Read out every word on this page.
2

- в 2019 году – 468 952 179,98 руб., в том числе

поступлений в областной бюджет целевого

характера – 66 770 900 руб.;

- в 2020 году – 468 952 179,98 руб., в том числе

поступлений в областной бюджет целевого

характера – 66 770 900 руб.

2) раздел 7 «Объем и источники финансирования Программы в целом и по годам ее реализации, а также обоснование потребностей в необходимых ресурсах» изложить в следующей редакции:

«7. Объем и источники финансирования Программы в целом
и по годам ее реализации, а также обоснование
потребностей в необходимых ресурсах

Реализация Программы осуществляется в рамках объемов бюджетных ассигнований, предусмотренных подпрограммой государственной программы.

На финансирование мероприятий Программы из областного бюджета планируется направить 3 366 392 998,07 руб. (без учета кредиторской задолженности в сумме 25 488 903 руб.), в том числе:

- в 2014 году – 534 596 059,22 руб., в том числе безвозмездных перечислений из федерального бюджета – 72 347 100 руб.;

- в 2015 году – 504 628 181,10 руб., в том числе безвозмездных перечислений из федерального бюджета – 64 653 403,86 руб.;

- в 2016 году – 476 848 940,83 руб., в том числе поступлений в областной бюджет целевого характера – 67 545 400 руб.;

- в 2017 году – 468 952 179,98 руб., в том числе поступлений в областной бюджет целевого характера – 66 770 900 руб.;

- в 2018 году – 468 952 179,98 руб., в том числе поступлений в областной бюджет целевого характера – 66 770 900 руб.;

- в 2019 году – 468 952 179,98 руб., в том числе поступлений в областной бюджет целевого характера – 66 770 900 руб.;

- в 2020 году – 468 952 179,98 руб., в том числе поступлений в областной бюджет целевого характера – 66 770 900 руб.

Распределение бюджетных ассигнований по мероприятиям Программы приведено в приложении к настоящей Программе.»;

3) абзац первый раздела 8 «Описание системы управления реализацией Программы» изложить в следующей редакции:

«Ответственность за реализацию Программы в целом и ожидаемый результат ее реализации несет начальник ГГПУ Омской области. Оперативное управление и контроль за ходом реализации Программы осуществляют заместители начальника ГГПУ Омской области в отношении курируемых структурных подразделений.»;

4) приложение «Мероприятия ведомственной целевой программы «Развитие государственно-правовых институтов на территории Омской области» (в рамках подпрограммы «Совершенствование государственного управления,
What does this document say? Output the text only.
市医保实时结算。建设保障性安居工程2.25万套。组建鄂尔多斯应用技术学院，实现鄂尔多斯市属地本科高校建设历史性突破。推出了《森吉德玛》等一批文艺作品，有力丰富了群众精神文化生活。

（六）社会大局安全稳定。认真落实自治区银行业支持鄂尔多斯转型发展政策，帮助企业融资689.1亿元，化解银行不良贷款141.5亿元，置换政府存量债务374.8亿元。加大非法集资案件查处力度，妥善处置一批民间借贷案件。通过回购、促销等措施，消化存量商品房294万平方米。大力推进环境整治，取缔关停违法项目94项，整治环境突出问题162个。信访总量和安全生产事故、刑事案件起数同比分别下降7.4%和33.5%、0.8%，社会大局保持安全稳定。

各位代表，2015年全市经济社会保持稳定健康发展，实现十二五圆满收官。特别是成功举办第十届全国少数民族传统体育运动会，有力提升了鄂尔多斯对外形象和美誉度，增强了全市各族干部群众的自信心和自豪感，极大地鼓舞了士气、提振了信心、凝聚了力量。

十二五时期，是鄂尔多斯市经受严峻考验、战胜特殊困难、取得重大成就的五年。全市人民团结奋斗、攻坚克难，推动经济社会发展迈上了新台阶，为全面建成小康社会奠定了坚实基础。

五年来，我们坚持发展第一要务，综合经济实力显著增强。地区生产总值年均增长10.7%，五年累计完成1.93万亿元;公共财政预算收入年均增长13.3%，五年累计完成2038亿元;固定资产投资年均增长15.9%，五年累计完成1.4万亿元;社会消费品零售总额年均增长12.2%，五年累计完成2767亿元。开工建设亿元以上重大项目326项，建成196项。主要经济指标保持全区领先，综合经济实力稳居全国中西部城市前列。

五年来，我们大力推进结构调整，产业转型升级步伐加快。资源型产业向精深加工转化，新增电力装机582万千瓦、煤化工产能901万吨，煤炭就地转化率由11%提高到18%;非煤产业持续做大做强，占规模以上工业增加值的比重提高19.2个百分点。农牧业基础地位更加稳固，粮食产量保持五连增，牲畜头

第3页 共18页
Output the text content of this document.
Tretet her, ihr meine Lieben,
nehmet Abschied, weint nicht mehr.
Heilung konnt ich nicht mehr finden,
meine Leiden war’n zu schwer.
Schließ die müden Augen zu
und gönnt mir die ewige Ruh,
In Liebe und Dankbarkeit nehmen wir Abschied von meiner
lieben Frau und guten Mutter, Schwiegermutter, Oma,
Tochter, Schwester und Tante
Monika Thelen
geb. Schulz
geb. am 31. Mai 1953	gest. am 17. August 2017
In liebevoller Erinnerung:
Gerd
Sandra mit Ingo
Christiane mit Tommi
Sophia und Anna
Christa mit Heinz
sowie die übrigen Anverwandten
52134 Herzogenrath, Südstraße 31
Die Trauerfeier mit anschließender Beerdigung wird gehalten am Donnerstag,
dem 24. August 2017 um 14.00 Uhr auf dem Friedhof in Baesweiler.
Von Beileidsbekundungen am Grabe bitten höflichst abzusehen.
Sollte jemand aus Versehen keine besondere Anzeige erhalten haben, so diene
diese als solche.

---------------

> AIM
Using the material above, state how many lines include the string "числе". Answer with a single number.

> CORRECT ANSWER
10